**Information provided:**

- - -

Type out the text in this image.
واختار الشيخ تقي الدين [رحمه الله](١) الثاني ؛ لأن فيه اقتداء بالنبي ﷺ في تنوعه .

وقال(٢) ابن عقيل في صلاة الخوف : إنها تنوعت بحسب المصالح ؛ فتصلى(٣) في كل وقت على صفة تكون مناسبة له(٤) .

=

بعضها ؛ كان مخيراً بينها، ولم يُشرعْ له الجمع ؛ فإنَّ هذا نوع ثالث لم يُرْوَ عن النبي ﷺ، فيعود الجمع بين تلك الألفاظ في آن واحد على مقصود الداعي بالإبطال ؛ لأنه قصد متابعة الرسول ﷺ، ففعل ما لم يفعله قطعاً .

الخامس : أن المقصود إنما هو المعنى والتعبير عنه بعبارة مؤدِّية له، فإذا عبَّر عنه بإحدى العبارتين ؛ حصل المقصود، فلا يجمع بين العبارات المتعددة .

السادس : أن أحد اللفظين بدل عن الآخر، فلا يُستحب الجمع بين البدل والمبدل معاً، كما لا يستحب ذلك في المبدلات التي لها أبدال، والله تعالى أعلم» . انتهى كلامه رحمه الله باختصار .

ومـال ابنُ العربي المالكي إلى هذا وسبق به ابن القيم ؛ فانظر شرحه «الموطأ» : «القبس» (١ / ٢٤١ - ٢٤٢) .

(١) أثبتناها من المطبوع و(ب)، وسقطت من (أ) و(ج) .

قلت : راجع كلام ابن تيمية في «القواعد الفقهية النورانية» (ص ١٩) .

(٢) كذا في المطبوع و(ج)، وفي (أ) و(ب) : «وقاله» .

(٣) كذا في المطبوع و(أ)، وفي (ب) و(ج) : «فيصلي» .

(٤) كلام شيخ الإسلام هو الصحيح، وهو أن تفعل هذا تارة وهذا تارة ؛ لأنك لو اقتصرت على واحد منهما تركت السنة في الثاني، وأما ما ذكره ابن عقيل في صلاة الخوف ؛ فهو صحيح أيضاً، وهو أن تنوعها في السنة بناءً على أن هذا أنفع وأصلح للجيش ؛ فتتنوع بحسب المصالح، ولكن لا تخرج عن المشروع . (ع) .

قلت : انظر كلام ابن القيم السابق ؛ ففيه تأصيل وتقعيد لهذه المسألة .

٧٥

- - -

**Set exercise:**
Determine how many lines of the listing hold the word "القيم" and reply with that figure alone.

**Task answer:**
2